## TASK DIRECTIONS
Word for word, retype every entry in the listing.

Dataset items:
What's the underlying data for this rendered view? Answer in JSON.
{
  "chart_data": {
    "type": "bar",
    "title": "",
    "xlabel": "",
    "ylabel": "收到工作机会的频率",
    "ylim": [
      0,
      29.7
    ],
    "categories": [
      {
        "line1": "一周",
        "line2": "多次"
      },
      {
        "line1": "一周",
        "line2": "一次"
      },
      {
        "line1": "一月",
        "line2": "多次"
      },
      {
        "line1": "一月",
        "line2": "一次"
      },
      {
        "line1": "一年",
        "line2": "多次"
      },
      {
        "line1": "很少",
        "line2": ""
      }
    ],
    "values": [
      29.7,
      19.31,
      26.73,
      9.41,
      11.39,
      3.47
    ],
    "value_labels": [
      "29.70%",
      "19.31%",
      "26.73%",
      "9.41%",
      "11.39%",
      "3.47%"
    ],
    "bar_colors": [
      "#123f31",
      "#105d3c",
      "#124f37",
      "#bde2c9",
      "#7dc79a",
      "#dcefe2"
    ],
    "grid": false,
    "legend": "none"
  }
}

## COMPLETED EXERCISE
What's the underlying data for this rendered view? Answer in JSON.
{
  "chart_data": {
    "type": "bar",
    "title": "",
    "xlabel": "",
    "ylabel": "收到工作机会的频率",
    "ylim": [
      0,
      29.7
    ],
    "categories": [
      {
        "line1": "一周",
        "line2": "多次"
      },
      {
        "line1": "一周",
        "line2": "一次"
      },
      {
        "line1": "一月",
        "line2": "多次"
      },
      {
        "line1": "一月",
        "line2": "一次"
      },
      {
        "line1": "一年",
        "line2": "多次"
      },
      {
        "line1": "很少",
        "line2": ""
      }
    ],
    "values": [
      29.7,
      19.31,
      26.73,
      9.41,
      11.39,
      3.47
    ],
    "value_labels": [
      "29.70%",
      "19.31%",
      "26.73%",
      "9.41%",
      "11.39%",
      "3.47%"
    ],
    "bar_colors": [
      "#123f31",
      "#105d3c",
      "#124f37",
      "#bde2c9",
      "#7dc79a",
      "#dcefe2"
    ],
    "grid": false,
    "legend": "none"
  }
}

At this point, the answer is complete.